# start of AVAILABLE RECORDS
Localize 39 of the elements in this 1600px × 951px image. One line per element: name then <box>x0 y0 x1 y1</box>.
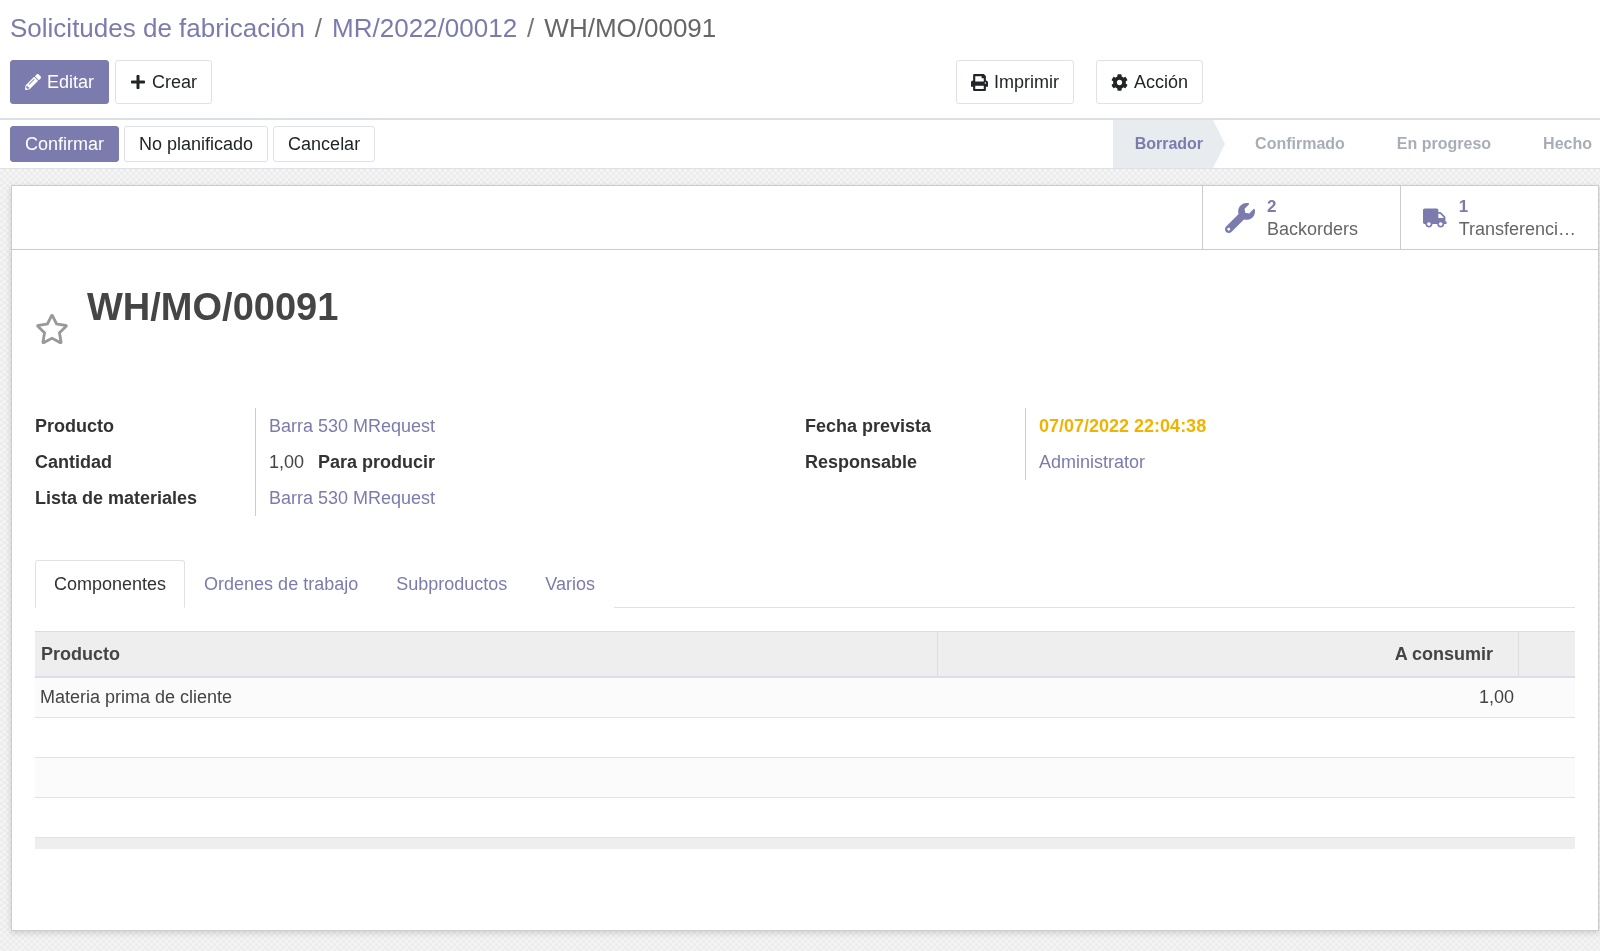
table-row[interactable]: Materia prima de cliente 1,00 <box>35 678 1575 718</box>
field-link[interactable]: Barra 530 MRequest <box>269 487 436 509</box>
status-stage[interactable]: Borrador <box>1112 120 1226 168</box>
header-button[interactable]: No planificado <box>124 126 269 162</box>
tab[interactable]: Componentes <box>35 560 186 608</box>
quantity-label: Para producir <box>318 451 436 473</box>
create-button[interactable]: Crear <box>115 60 213 104</box>
settings-icon <box>1111 73 1128 91</box>
breadcrumb-separator: / <box>527 12 535 44</box>
smart-button[interactable]: 1 Transferenci… <box>1400 186 1598 249</box>
field-link[interactable]: Barra 530 MRequest <box>269 415 436 437</box>
field-label: Fecha prevista <box>805 414 933 438</box>
plus-icon <box>130 74 147 90</box>
quantity-value: 1,00 <box>269 451 305 473</box>
pencil-icon <box>25 74 41 90</box>
record-title: WH/MO/00091 <box>87 286 339 329</box>
column-header: Producto <box>35 632 938 676</box>
star-icon[interactable] <box>35 312 69 346</box>
wrench-icon <box>1225 202 1255 233</box>
table-cell-text: 1,00 <box>1477 686 1515 709</box>
date-value: 07/07/2022 22:04:38 <box>1039 415 1207 437</box>
breadcrumb: WH/MO/00091 <box>544 12 717 44</box>
header-button[interactable]: Cancelar <box>273 126 376 162</box>
breadcrumb[interactable]: MR/2022/00012 <box>332 12 518 44</box>
action-button[interactable]: Acción <box>1096 60 1204 104</box>
breadcrumb-separator: / <box>314 12 323 44</box>
field-label: Cantidad <box>35 450 113 474</box>
smart-button[interactable]: 2 Backorders <box>1202 186 1400 249</box>
edit-button[interactable]: Editar <box>10 60 110 104</box>
field-label: Responsable <box>805 450 919 474</box>
header-button[interactable]: Confirmar <box>10 126 119 162</box>
breadcrumb[interactable]: Solicitudes de fabricación <box>10 12 305 44</box>
field-link[interactable]: Administrator <box>1039 451 1146 473</box>
printer-icon <box>971 73 988 91</box>
table-cell-text: Materia prima de cliente <box>39 686 234 709</box>
field-label: Producto <box>35 414 115 438</box>
column-header: A consumir <box>938 632 1519 676</box>
field-label: Lista de materiales <box>35 486 199 510</box>
action-button[interactable]: Imprimir <box>956 60 1074 104</box>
# end of AVAILABLE RECORDS
** AIM **
Copy the listing verbatim, beginning at the line containing "table-row[interactable]: Materia prima" and ending after the line containing "date-value: 07/07/2022 22:04:38".

** SOLVED PROBLEM **
table-row[interactable]: Materia prima de cliente 1,00 <box>35 678 1575 718</box>
field-link[interactable]: Barra 530 MRequest <box>269 487 436 509</box>
status-stage[interactable]: Borrador <box>1112 120 1226 168</box>
header-button[interactable]: No planificado <box>124 126 269 162</box>
tab[interactable]: Componentes <box>35 560 186 608</box>
quantity-label: Para producir <box>318 451 436 473</box>
create-button[interactable]: Crear <box>115 60 213 104</box>
settings-icon <box>1111 73 1128 91</box>
breadcrumb-separator: / <box>527 12 535 44</box>
smart-button[interactable]: 1 Transferenci… <box>1400 186 1598 249</box>
field-link[interactable]: Barra 530 MRequest <box>269 415 436 437</box>
field-label: Fecha prevista <box>805 414 933 438</box>
plus-icon <box>130 74 147 90</box>
quantity-value: 1,00 <box>269 451 305 473</box>
pencil-icon <box>25 74 41 90</box>
record-title: WH/MO/00091 <box>87 286 339 329</box>
column-header: Producto <box>35 632 938 676</box>
star-icon[interactable] <box>35 312 69 346</box>
wrench-icon <box>1225 202 1255 233</box>
table-cell-text: 1,00 <box>1477 686 1515 709</box>
date-value: 07/07/2022 22:04:38 <box>1039 415 1207 437</box>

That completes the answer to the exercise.